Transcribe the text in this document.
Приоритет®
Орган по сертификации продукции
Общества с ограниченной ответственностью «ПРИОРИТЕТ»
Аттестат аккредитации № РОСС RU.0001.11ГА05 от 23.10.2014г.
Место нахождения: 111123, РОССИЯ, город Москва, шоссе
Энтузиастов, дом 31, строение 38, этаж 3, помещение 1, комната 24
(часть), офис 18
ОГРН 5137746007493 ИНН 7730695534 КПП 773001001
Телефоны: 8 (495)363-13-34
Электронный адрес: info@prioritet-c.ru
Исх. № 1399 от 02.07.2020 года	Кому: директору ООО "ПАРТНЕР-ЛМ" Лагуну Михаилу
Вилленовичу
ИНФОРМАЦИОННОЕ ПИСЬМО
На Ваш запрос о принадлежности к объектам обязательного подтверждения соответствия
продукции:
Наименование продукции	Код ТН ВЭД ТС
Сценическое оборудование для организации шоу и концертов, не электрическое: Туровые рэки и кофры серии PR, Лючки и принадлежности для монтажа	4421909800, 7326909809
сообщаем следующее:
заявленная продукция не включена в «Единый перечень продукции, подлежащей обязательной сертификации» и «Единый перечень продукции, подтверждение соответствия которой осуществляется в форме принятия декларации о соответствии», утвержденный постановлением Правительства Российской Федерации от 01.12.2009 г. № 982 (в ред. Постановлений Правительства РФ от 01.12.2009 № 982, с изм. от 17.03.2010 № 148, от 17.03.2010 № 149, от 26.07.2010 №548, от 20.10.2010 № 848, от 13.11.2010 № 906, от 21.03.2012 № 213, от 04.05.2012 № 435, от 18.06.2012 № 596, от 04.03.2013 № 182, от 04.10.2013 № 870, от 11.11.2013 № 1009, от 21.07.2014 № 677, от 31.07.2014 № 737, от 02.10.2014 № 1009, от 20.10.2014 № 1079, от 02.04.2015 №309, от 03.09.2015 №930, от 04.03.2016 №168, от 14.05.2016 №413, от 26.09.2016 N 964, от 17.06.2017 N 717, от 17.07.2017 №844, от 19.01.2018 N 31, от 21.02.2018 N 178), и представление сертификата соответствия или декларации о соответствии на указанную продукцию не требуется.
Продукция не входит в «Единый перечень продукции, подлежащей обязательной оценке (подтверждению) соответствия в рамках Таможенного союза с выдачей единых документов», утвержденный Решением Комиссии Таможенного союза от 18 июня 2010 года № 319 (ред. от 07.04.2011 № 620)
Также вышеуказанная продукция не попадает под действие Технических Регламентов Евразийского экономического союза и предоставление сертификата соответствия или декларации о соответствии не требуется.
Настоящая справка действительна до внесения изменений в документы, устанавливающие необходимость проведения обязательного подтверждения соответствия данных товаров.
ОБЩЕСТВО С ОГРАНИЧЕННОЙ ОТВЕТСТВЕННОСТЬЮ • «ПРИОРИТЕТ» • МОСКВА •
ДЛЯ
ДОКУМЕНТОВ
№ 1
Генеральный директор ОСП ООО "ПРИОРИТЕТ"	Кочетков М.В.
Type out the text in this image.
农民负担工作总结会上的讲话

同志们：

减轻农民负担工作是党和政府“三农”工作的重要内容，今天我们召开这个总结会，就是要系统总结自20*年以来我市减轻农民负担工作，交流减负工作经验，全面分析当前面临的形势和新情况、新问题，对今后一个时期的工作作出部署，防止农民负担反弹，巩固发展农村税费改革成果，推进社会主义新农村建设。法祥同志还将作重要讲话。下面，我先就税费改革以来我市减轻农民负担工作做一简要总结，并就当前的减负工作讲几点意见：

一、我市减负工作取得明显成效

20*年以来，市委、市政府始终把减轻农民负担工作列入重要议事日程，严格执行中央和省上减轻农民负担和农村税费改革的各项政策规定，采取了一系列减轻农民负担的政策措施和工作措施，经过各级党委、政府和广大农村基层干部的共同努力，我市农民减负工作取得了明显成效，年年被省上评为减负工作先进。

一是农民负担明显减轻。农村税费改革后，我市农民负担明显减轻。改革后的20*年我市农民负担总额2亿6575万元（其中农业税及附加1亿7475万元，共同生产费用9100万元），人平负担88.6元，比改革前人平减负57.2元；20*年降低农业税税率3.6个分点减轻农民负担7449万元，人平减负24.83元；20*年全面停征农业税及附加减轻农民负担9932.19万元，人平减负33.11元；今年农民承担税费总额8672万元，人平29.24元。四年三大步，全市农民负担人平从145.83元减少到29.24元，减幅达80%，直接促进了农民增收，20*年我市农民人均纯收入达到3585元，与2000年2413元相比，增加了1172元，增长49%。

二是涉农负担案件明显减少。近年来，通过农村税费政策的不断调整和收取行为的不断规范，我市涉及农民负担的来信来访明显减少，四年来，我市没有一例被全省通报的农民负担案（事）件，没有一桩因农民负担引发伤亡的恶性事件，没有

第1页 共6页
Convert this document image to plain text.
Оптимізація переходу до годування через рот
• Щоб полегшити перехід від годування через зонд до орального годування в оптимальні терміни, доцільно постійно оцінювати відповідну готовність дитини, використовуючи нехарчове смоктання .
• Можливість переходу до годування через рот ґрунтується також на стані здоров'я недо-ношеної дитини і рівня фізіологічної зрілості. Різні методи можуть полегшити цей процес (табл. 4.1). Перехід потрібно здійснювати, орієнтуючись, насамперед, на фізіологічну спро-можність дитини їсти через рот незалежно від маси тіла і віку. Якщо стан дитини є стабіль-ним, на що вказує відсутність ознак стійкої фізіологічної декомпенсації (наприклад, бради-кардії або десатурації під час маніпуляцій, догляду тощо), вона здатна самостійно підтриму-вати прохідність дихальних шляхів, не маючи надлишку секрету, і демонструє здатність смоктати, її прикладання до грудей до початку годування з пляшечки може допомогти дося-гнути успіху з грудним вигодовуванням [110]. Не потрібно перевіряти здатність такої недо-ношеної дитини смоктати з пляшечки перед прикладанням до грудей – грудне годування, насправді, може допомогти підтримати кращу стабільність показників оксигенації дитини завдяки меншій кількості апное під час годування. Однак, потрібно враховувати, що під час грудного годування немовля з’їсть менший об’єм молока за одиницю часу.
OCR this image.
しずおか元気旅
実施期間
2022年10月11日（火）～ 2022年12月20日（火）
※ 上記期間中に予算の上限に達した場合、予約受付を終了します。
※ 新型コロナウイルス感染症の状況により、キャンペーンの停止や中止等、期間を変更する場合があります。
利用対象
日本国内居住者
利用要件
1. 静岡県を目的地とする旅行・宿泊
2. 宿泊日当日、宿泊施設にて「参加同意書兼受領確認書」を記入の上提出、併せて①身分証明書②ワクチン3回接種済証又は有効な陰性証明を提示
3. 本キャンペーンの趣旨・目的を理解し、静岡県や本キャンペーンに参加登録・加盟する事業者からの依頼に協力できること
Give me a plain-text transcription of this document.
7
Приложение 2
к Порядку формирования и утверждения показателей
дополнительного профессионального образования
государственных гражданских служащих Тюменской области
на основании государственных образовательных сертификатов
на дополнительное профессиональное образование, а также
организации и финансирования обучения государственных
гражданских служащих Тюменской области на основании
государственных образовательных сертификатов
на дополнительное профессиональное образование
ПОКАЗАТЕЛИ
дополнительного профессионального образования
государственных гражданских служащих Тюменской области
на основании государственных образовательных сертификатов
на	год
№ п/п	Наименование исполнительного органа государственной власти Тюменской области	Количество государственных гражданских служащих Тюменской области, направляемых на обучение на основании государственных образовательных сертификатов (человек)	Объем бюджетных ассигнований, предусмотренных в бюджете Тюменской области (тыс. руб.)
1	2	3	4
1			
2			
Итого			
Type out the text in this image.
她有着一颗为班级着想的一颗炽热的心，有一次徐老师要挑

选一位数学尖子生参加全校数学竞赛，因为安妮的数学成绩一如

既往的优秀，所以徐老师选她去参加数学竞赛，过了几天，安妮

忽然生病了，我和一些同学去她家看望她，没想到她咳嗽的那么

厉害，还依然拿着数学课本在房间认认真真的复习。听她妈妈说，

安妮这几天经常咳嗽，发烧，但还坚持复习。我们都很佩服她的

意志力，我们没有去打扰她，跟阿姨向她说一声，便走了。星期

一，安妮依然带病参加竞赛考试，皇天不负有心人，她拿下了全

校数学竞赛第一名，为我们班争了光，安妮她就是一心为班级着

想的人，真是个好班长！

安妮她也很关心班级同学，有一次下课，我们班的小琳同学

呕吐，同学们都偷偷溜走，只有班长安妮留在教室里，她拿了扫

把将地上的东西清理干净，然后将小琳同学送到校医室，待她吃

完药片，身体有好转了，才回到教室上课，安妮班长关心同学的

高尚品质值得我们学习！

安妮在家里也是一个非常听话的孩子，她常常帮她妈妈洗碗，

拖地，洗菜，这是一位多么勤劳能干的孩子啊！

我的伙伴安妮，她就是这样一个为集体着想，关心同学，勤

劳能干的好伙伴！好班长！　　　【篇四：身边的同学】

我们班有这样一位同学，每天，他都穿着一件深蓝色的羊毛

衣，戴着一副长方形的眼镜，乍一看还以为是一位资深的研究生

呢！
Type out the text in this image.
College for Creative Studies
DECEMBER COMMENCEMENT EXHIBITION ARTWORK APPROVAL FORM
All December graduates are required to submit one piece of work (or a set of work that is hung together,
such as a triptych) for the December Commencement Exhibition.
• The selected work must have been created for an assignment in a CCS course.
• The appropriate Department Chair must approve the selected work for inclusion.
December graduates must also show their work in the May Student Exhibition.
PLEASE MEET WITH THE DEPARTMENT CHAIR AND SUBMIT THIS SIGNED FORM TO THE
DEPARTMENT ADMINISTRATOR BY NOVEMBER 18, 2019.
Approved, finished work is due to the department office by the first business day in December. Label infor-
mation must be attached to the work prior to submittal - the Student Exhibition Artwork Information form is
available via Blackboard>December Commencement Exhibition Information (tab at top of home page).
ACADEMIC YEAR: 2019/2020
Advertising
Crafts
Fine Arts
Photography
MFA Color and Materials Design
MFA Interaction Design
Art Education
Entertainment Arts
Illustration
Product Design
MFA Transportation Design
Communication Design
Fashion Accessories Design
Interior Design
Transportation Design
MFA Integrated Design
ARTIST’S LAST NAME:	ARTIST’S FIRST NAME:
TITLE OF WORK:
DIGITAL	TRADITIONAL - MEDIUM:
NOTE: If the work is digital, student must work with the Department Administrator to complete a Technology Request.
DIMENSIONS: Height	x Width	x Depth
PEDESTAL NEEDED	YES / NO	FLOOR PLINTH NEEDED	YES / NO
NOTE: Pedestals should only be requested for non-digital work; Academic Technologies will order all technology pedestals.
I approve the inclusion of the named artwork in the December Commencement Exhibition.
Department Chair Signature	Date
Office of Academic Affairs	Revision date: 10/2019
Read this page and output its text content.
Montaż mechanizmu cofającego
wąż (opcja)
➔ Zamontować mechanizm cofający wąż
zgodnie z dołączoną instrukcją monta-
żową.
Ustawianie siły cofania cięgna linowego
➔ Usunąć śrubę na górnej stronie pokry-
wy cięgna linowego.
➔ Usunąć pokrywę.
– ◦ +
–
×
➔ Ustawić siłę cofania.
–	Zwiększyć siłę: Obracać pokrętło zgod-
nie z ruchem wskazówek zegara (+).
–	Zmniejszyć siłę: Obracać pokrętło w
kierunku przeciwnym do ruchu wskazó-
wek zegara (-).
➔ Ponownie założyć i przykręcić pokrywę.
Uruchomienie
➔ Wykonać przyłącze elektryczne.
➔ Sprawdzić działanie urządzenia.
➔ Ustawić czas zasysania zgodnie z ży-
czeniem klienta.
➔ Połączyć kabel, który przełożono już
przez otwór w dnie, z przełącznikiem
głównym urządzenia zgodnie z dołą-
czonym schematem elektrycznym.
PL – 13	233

--- --- ---

Which lines of the material contain the string "graduates"? List each of them.

TASK RESULT →
All December graduates are required to submit one piece of work (or a set of work that is hung together,
December graduates must also show their work in the May Student Exhibition.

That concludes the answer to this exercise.